**Given problem:** Find and copy every line in the records that includes the string "here".

**Recorded information:**

● ● ●

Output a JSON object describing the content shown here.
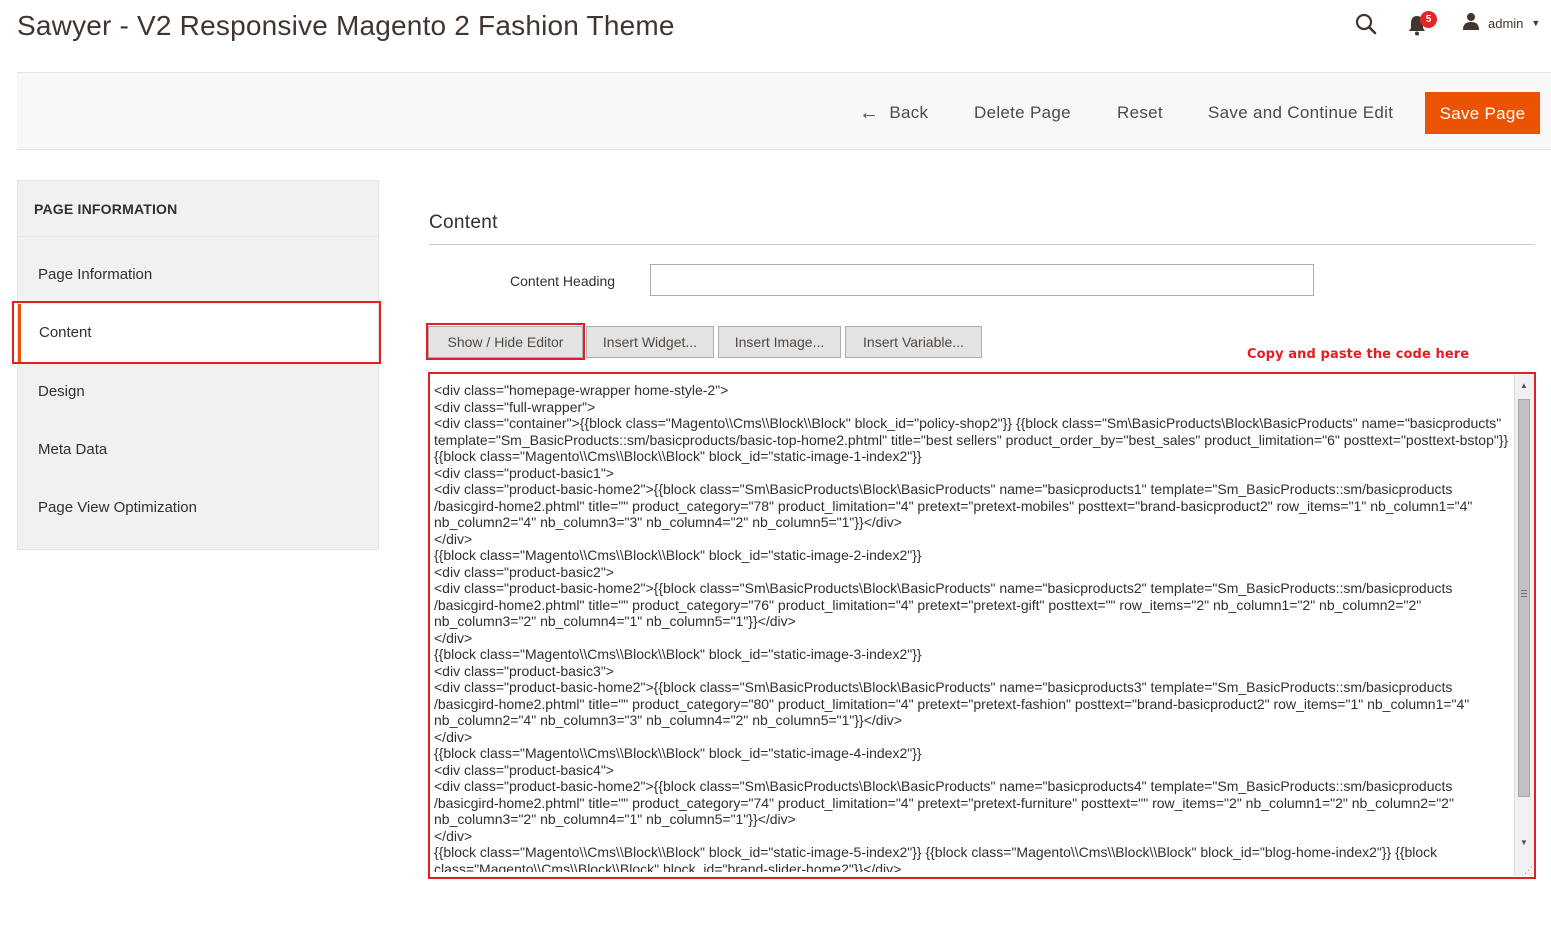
{
  "header": {
    "title": "Sawyer - V2 Responsive Magento 2 Fashion Theme",
    "notifications_count": "5",
    "user_name": "admin",
    "icons": [
      "search-icon",
      "bell-icon",
      "user-icon",
      "caret-down-icon"
    ]
  },
  "toolbar": {
    "back_label": "Back",
    "delete_label": "Delete Page",
    "reset_label": "Reset",
    "save_continue_label": "Save and Continue Edit",
    "save_label": "Save Page",
    "accent_color": "#eb5202"
  },
  "sidebar": {
    "title": "PAGE INFORMATION",
    "items": [
      {
        "label": "Page Information"
      },
      {
        "label": "Content"
      },
      {
        "label": "Design"
      },
      {
        "label": "Meta Data"
      },
      {
        "label": "Page View Optimization"
      }
    ],
    "active_item": "Content"
  },
  "content": {
    "section_title": "Content",
    "heading_label": "Content Heading",
    "heading_value": "",
    "buttons": {
      "show_hide": "Show / Hide Editor",
      "insert_widget": "Insert Widget...",
      "insert_image": "Insert Image...",
      "insert_variable": "Insert Variable..."
    },
    "annotation": "Copy and paste the code here",
    "annotation_color": "#e41c23",
    "code": "<div class=\"homepage-wrapper home-style-2\">\n<div class=\"full-wrapper\">\n<div class=\"container\">{{block class=\"Magento\\\\Cms\\\\Block\\\\Block\" block_id=\"policy-shop2\"}} {{block class=\"Sm\\BasicProducts\\Block\\BasicProducts\" name=\"basicproducts\" template=\"Sm_BasicProducts::sm/basicproducts/basic-top-home2.phtml\" title=\"best sellers\" product_order_by=\"best_sales\" product_limitation=\"6\" posttext=\"posttext-bstop\"}} {{block class=\"Magento\\\\Cms\\\\Block\\\\Block\" block_id=\"static-image-1-index2\"}}\n<div class=\"product-basic1\">\n<div class=\"product-basic-home2\">{{block class=\"Sm\\BasicProducts\\Block\\BasicProducts\" name=\"basicproducts1\" template=\"Sm_BasicProducts::sm/basicproducts /basicgird-home2.phtml\" title=\"\" product_category=\"78\" product_limitation=\"4\" pretext=\"pretext-mobiles\" posttext=\"brand-basicproduct2\" row_items=\"1\" nb_column1=\"4\" nb_column2=\"4\" nb_column3=\"3\" nb_column4=\"2\" nb_column5=\"1\"}}</div>\n</div>\n{{block class=\"Magento\\\\Cms\\\\Block\\\\Block\" block_id=\"static-image-2-index2\"}}\n<div class=\"product-basic2\">\n<div class=\"product-basic-home2\">{{block class=\"Sm\\BasicProducts\\Block\\BasicProducts\" name=\"basicproducts2\" template=\"Sm_BasicProducts::sm/basicproducts /basicgird-home2.phtml\" title=\"\" product_category=\"76\" product_limitation=\"4\" pretext=\"pretext-gift\" posttext=\"\" row_items=\"2\" nb_column1=\"2\" nb_column2=\"2\" nb_column3=\"2\" nb_column4=\"1\" nb_column5=\"1\"}}</div>\n</div>\n{{block class=\"Magento\\\\Cms\\\\Block\\\\Block\" block_id=\"static-image-3-index2\"}}\n<div class=\"product-basic3\">\n<div class=\"product-basic-home2\">{{block class=\"Sm\\BasicProducts\\Block\\BasicProducts\" name=\"basicproducts3\" template=\"Sm_BasicProducts::sm/basicproducts /basicgird-home2.phtml\" title=\"\" product_category=\"80\" product_limitation=\"4\" pretext=\"pretext-fashion\" posttext=\"brand-basicproduct2\" row_items=\"1\" nb_column1=\"4\" nb_column2=\"4\" nb_column3=\"3\" nb_column4=\"2\" nb_column5=\"1\"}}</div>\n</div>\n{{block class=\"Magento\\\\Cms\\\\Block\\\\Block\" block_id=\"static-image-4-index2\"}}\n<div class=\"product-basic4\">\n<div class=\"product-basic-home2\">{{block class=\"Sm\\BasicProducts\\Block\\BasicProducts\" name=\"basicproducts4\" template=\"Sm_BasicProducts::sm/basicproducts /basicgird-home2.phtml\" title=\"\" product_category=\"74\" product_limitation=\"4\" pretext=\"pretext-furniture\" posttext=\"\" row_items=\"2\" nb_column1=\"2\" nb_column2=\"2\" nb_column3=\"2\" nb_column4=\"1\" nb_column5=\"1\"}}</div>\n</div>\n{{block class=\"Magento\\\\Cms\\\\Block\\\\Block\" block_id=\"static-image-5-index2\"}} {{block class=\"Magento\\\\Cms\\\\Block\\\\Block\" block_id=\"blog-home-index2\"}} {{block class=\"Magento\\\\Cms\\\\Block\\\\Block\" block_id=\"brand-slider-home2\"}}</div>"
  }
}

● ● ●

**Solution to this task:**
Output a JSON object describing the content shown here.
    "annotation": "Copy and paste the code here",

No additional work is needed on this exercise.